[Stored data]
========
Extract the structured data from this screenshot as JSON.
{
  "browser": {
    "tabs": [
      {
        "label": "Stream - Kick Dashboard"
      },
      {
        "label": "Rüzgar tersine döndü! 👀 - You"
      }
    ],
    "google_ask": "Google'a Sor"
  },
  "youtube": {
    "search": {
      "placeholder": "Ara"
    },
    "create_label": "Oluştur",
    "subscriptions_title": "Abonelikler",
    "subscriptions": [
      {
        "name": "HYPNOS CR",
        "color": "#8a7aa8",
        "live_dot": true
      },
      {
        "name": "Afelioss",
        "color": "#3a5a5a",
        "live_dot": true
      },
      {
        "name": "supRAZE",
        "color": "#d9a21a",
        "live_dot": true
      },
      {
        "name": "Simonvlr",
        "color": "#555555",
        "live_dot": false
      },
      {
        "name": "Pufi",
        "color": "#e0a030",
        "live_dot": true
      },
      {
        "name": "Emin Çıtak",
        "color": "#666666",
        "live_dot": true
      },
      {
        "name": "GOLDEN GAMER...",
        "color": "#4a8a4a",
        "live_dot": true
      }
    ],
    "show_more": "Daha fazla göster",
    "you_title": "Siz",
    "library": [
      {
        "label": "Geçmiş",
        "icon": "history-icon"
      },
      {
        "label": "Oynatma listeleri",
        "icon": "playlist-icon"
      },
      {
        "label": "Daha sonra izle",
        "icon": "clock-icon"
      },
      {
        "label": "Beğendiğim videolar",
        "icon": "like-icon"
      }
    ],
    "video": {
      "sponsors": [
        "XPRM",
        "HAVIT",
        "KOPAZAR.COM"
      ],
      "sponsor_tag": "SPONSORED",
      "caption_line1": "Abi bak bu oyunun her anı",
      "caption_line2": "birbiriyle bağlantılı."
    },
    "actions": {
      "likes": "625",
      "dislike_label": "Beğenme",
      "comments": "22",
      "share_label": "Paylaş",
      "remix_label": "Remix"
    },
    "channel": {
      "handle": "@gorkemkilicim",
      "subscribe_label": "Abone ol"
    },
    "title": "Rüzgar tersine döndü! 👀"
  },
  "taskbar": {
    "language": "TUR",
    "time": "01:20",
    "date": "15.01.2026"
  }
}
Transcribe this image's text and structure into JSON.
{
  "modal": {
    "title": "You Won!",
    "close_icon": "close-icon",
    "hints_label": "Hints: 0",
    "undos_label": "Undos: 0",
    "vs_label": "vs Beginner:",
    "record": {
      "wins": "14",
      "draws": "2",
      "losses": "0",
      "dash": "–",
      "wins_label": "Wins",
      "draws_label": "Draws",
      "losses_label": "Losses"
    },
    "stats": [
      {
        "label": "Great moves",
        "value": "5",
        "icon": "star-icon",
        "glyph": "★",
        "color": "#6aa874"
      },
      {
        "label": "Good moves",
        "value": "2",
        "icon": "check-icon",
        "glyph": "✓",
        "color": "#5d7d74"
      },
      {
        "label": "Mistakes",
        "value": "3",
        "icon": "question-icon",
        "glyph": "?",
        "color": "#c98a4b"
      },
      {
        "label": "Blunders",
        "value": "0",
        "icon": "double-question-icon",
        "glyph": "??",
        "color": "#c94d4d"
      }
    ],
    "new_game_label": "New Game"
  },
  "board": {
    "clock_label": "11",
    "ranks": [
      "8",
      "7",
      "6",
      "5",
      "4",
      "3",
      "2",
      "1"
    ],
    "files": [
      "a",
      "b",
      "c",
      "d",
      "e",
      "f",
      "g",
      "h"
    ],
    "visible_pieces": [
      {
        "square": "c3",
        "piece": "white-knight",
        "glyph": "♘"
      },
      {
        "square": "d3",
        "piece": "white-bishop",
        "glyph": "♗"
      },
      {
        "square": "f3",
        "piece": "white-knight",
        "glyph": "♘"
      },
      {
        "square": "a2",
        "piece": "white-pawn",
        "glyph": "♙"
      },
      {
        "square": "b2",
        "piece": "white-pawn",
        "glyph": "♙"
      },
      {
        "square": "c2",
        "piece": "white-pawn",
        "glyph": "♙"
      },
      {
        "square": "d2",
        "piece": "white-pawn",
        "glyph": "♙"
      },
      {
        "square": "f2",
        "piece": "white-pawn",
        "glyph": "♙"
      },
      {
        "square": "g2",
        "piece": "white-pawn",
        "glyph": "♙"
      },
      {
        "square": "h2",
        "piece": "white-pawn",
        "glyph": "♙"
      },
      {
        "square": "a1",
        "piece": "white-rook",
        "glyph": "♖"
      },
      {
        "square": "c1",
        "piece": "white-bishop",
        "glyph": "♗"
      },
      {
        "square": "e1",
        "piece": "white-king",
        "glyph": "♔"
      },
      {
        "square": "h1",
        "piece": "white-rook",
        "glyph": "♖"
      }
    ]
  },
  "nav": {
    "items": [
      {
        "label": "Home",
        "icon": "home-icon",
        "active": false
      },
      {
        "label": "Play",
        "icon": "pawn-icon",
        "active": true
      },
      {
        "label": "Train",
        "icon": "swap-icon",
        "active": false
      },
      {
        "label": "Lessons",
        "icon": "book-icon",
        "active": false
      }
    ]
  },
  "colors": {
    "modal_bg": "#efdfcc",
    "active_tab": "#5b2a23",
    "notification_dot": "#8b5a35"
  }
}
========
# Task details:
Extract every entry in the listing word for word.

# Full answer:
Extract the structured data from this screenshot as JSON.
{
  "browser": {
    "tabs": [
      {
        "label": "Stream - Kick Dashboard"
      },
      {
        "label": "Rüzgar tersine döndü! 👀 - You"
      }
    ],
    "google_ask": "Google'a Sor"
  },
  "youtube": {
    "search": {
      "placeholder": "Ara"
    },
    "create_label": "Oluştur",
    "subscriptions_title": "Abonelikler",
    "subscriptions": [
      {
        "name": "HYPNOS CR",
        "color": "#8a7aa8",
        "live_dot": true
      },
      {
        "name": "Afelioss",
        "color": "#3a5a5a",
        "live_dot": true
      },
      {
        "name": "supRAZE",
        "color": "#d9a21a",
        "live_dot": true
      },
      {
        "name": "Simonvlr",
        "color": "#555555",
        "live_dot": false
      },
      {
        "name": "Pufi",
        "color": "#e0a030",
        "live_dot": true
      },
      {
        "name": "Emin Çıtak",
        "color": "#666666",
        "live_dot": true
      },
      {
        "name": "GOLDEN GAMER...",
        "color": "#4a8a4a",
        "live_dot": true
      }
    ],
    "show_more": "Daha fazla göster",
    "you_title": "Siz",
    "library": [
      {
        "label": "Geçmiş",
        "icon": "history-icon"
      },
      {
        "label": "Oynatma listeleri",
        "icon": "playlist-icon"
      },
      {
        "label": "Daha sonra izle",
        "icon": "clock-icon"
      },
      {
        "label": "Beğendiğim videolar",
        "icon": "like-icon"
      }
    ],
    "video": {
      "sponsors": [
        "XPRM",
        "HAVIT",
        "KOPAZAR.COM"
      ],
      "sponsor_tag": "SPONSORED",
      "caption_line1": "Abi bak bu oyunun her anı",
      "caption_line2": "birbiriyle bağlantılı."
    },
    "actions": {
      "likes": "625",
      "dislike_label": "Beğenme",
      "comments": "22",
      "share_label": "Paylaş",
      "remix_label": "Remix"
    },
    "channel": {
      "handle": "@gorkemkilicim",
      "subscribe_label": "Abone ol"
    },
    "title": "Rüzgar tersine döndü! 👀"
  },
  "taskbar": {
    "language": "TUR",
    "time": "01:20",
    "date": "15.01.2026"
  }
}
Transcribe this image's text and structure into JSON.
{
  "modal": {
    "title": "You Won!",
    "close_icon": "close-icon",
    "hints_label": "Hints: 0",
    "undos_label": "Undos: 0",
    "vs_label": "vs Beginner:",
    "record": {
      "wins": "14",
      "draws": "2",
      "losses": "0",
      "dash": "–",
      "wins_label": "Wins",
      "draws_label": "Draws",
      "losses_label": "Losses"
    },
    "stats": [
      {
        "label": "Great moves",
        "value": "5",
        "icon": "star-icon",
        "glyph": "★",
        "color": "#6aa874"
      },
      {
        "label": "Good moves",
        "value": "2",
        "icon": "check-icon",
        "glyph": "✓",
        "color": "#5d7d74"
      },
      {
        "label": "Mistakes",
        "value": "3",
        "icon": "question-icon",
        "glyph": "?",
        "color": "#c98a4b"
      },
      {
        "label": "Blunders",
        "value": "0",
        "icon": "double-question-icon",
        "glyph": "??",
        "color": "#c94d4d"
      }
    ],
    "new_game_label": "New Game"
  },
  "board": {
    "clock_label": "11",
    "ranks": [
      "8",
      "7",
      "6",
      "5",
      "4",
      "3",
      "2",
      "1"
    ],
    "files": [
      "a",
      "b",
      "c",
      "d",
      "e",
      "f",
      "g",
      "h"
    ],
    "visible_pieces": [
      {
        "square": "c3",
        "piece": "white-knight",
        "glyph": "♘"
      },
      {
        "square": "d3",
        "piece": "white-bishop",
        "glyph": "♗"
      },
      {
        "square": "f3",
        "piece": "white-knight",
        "glyph": "♘"
      },
      {
        "square": "a2",
        "piece": "white-pawn",
        "glyph": "♙"
      },
      {
        "square": "b2",
        "piece": "white-pawn",
        "glyph": "♙"
      },
      {
        "square": "c2",
        "piece": "white-pawn",
        "glyph": "♙"
      },
      {
        "square": "d2",
        "piece": "white-pawn",
        "glyph": "♙"
      },
      {
        "square": "f2",
        "piece": "white-pawn",
        "glyph": "♙"
      },
      {
        "square": "g2",
        "piece": "white-pawn",
        "glyph": "♙"
      },
      {
        "square": "h2",
        "piece": "white-pawn",
        "glyph": "♙"
      },
      {
        "square": "a1",
        "piece": "white-rook",
        "glyph": "♖"
      },
      {
        "square": "c1",
        "piece": "white-bishop",
        "glyph": "♗"
      },
      {
        "square": "e1",
        "piece": "white-king",
        "glyph": "♔"
      },
      {
        "square": "h1",
        "piece": "white-rook",
        "glyph": "♖"
      }
    ]
  },
  "nav": {
    "items": [
      {
        "label": "Home",
        "icon": "home-icon",
        "active": false
      },
      {
        "label": "Play",
        "icon": "pawn-icon",
        "active": true
      },
      {
        "label": "Train",
        "icon": "swap-icon",
        "active": false
      },
      {
        "label": "Lessons",
        "icon": "book-icon",
        "active": false
      }
    ]
  },
  "colors": {
    "modal_bg": "#efdfcc",
    "active_tab": "#5b2a23",
    "notification_dot": "#8b5a35"
  }
}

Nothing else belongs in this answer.